**Tasks to complete:**
[1] In the passage on backward theoretical noise dampening, which argument is named as agnostic about what kind of planet-destroying risk energetic particle interactions might unleash?
[2] Continue the passage on backward theoretical noise dampening, picking up right after its final sentence.

**Excerpt:**
** START **
Backward theoretical noise dampening?

The lovely property of the Tegmark and Bostrom paper is that it covers a lot of different risks with the same method. In a way it handles a sizeable subset of the theoretical noise at the same time. We need more arguments like this. The cosmic ray argument is another good example: it is agnostic on what kind of planet-destroying risk is perhaps unleashed from energetic particle interactions, but given the past number of interactions we can be fairly secure (assuming we patch its holes).

One shared property of these broad arguments is that they tend to start with the risky outcome and argue backwards: if something were to destroy the world, what properties does it have to have? Are those properties possible or likely given our observations? Forward arguments (if X happens, then Y will happen, leading to disaster Z) tend to be narrow, and depend on our model of the detailed physics involved.

While the probability that a forward argument is correct might be higher than the more general backward arguments, it only reduces our concern for one risk rather than an entire group. An argument about why quantum black holes cannot be formed in an accelerator is limited to that possibility, and will not tell us anything about risks from Q-balls. So a backwards argument covering 10 possible risks but just being half as likely to be true as a forward argument covering one risk is going to be more effective in reducing our posterior risk estimate and dampening theoretical noise.

In a world where we had endless intellectual resources we would of course find the best possible arguments to estimate risks (and then for completeness and robustness the second best argument, the third, … and so on). We would likely use very sharp forward arguments. But in a world where expert time is at a premium and theoretical noise high we can do better by looking at weaker backwards arguments covering many risks at once. Their individual epistemic weakness can be handled by making independent but overlapping arguments, still saving effort if they cover many risk cases.
** END **
**Given data:**
** START **
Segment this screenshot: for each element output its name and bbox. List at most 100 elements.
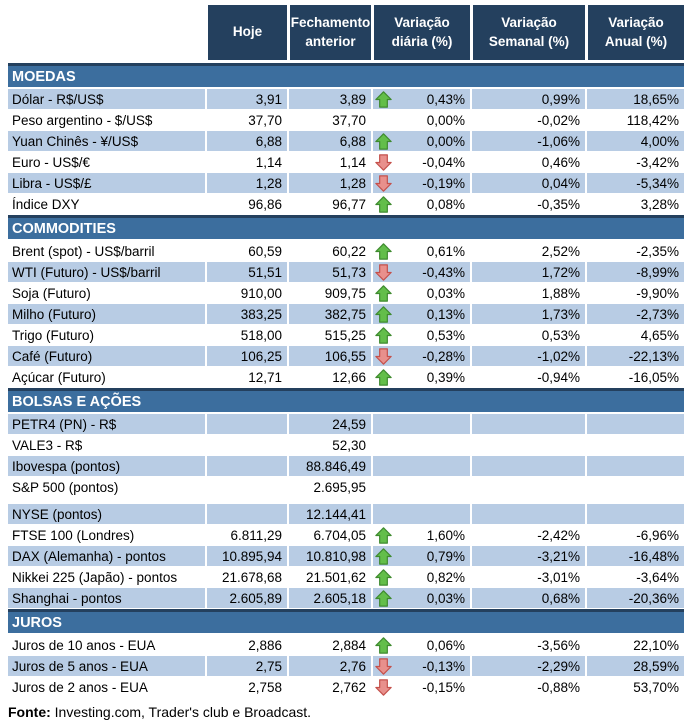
variacao-anual-cell: -8,99% [585,262,684,282]
hoje-cell: 106,25 [205,346,287,366]
variacao-semanal-cell: 1,73% [470,304,585,324]
table-row: Yuan Chinês - ¥/US$ 6,88 6,88 0,00% -1,06% 4,… [8,131,684,152]
variacao-anual-cell: -6,96% [585,525,684,545]
variacao-anual-cell: -22,13% [585,346,684,366]
fechamento-anterior-cell: 6.704,05 [287,525,371,545]
variacao-semanal-cell: 2,52% [470,241,585,261]
table-row: Juros de 10 anos - EUA 2,886 2,884 0,06% -3,… [8,635,684,656]
fechamento-anterior-cell: 24,59 [287,414,371,434]
up-arrow-icon [375,284,392,302]
header-fechamento-anterior: Fechamento anterior [287,5,371,60]
fechamento-anterior-cell: 2.605,18 [287,588,371,608]
financial-report-table: Hoje Fechamento anterior Variação diária… [8,5,684,698]
variacao-semanal-cell [470,504,585,524]
fechamento-anterior-cell: 10.810,98 [287,546,371,566]
instrument-label-cell: Euro - US$/€ [12,154,91,170]
header-blank-cell [8,5,205,60]
table-row: FTSE 100 (Londres) 6.811,29 6.704,05 1,60% -… [8,525,684,546]
variacao-diaria-value: 0,00% [426,112,465,128]
variacao-diaria-value: 0,79% [426,548,465,564]
variacao-diaria-cell: -0,19% [371,173,470,193]
variacao-anual-cell: -5,34% [585,173,684,193]
instrument-label-cell: Açúcar (Futuro) [12,369,106,385]
variacao-diaria-value: 0,82% [426,569,465,585]
hoje-cell: 6,88 [205,131,287,151]
hoje-cell: 518,00 [205,325,287,345]
up-arrow-icon [375,242,392,260]
variacao-diaria-cell: 0,08% [371,194,470,214]
variacao-diaria-cell: 0,06% [371,635,470,655]
up-arrow-icon [375,547,392,565]
variacao-diaria-cell: 0,82% [371,567,470,587]
variacao-diaria-value: 1,60% [426,527,465,543]
table-row: PETR4 (PN) - R$ 24,59 [8,414,684,435]
variacao-diaria-cell: 1,60% [371,525,470,545]
down-arrow-icon [375,678,392,696]
variacao-semanal-cell: -0,35% [470,194,585,214]
fechamento-anterior-cell: 6,88 [287,131,371,151]
table-row: Soja (Futuro) 910,00 909,75 0,03% 1,88% -9,90… [8,283,684,304]
hoje-cell: 2,886 [205,635,287,655]
hoje-cell: 96,86 [205,194,287,214]
variacao-diaria-value: 0,00% [426,133,465,149]
instrument-label-cell: Brent (spot) - US$/barril [12,243,155,259]
up-arrow-icon [375,132,392,150]
variacao-semanal-cell: -1,02% [470,346,585,366]
hoje-cell [205,414,287,434]
instrument-label-cell: Shanghai - pontos [8,588,205,608]
variacao-semanal-cell: -2,42% [470,525,585,545]
variacao-semanal-cell: -2,29% [470,656,585,676]
variacao-diaria-value: 0,39% [426,369,465,385]
header-variacao-anual: Variação Anual (%) [585,5,684,60]
instrument-label-cell: Café (Futuro) [8,346,205,366]
up-arrow-icon [375,589,392,607]
variacao-anual-cell: -9,90% [585,283,684,303]
header-variacao-semanal: Variação Semanal (%) [470,5,585,60]
fechamento-anterior-cell: 515,25 [287,325,371,345]
variacao-diaria-cell [371,456,470,476]
variacao-anual-cell [585,456,684,476]
fechamento-anterior-cell: 12,66 [287,367,371,387]
source-note-text: Investing.com, Trader's club e Broadcast… [50,704,312,720]
variacao-semanal-cell: -1,06% [470,131,585,151]
fechamento-anterior-cell: 60,22 [287,241,371,261]
fechamento-anterior-cell: 2,884 [287,635,371,655]
variacao-diaria-cell: -0,28% [371,346,470,366]
row-spacer [8,498,684,504]
variacao-anual-cell: -3,42% [585,152,684,172]
variacao-semanal-cell: 0,04% [470,173,585,193]
instrument-label-cell: Peso argentino - $/US$ [12,112,153,128]
instrument-label-cell: S&P 500 (pontos) [12,479,119,495]
instrument-label-cell: Milho (Futuro) [8,304,205,324]
instrument-label-cell: WTI (Futuro) - US$/barril [8,262,205,282]
down-arrow-icon [375,657,392,675]
instrument-label-cell: DAX (Alemanha) - pontos [8,546,205,566]
instrument-label-cell: Libra - US$/£ [8,173,205,193]
fechamento-anterior-cell: 3,89 [287,89,371,109]
variacao-anual-cell [585,435,684,455]
section-header: JUROS [8,609,684,635]
up-arrow-icon [375,195,392,213]
hoje-cell: 6.811,29 [205,525,287,545]
fechamento-anterior-cell: 52,30 [287,435,371,455]
variacao-semanal-cell: 0,53% [470,325,585,345]
table-row: Peso argentino - $/US$ 37,70 37,70 0,00% -0,… [8,110,684,131]
fechamento-anterior-cell: 37,70 [287,110,371,130]
variacao-anual-cell: 118,42% [585,110,684,130]
instrument-label-cell: Nikkei 225 (Japão) - pontos [12,569,178,585]
hoje-cell [205,456,287,476]
instrument-label-cell: Juros de 5 anos - EUA [8,656,205,676]
down-arrow-icon [375,153,392,171]
fechamento-anterior-cell: 909,75 [287,283,371,303]
variacao-semanal-cell: -0,02% [470,110,585,130]
variacao-anual-cell [585,477,684,497]
variacao-anual-cell: -16,05% [585,367,684,387]
variacao-anual-cell: 53,70% [585,677,684,697]
down-arrow-icon [375,347,392,365]
source-note-label: Fonte: [8,704,51,720]
variacao-diaria-cell [371,435,470,455]
fechamento-anterior-cell: 21.501,62 [287,567,371,587]
variacao-diaria-cell: 0,61% [371,241,470,261]
variacao-anual-cell: 22,10% [585,635,684,655]
variacao-diaria-cell [371,504,470,524]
** END **
**Task answers:**
[1] The cosmic ray argument.

[2]
Backwards arguments also have another nice property: they help dealing with the “ultraviolet cut-off problem“. There is an infinite number of possible risks, most of which are exceedingly bizarre and a priori unlikely. But since there are so many of them, it seems we ought to spend an inordinate effort on the crazy ones, unless we find a principled way of drawing the line. Starting from a form of disaster and working backwards on probability bounds neatly circumvents this: production of planet-eating dragons is among the things covered by the cosmic ray argument.

Risk engineers will of course recognize this approach: it is basically a form of fault tree analysis, where we reason about bounds on the probability of a fault. The forward approach is more akin to failure mode and effects analysis, where we try to see what can go wrong and how likely it is. While fault trees cannot cover every possible initiating problem (all those bizarre risks) they are good for understanding the overall reliability of the system, or at least the part being modelled.

Deductive backwards arguments may be the best theoretical noise reduction method.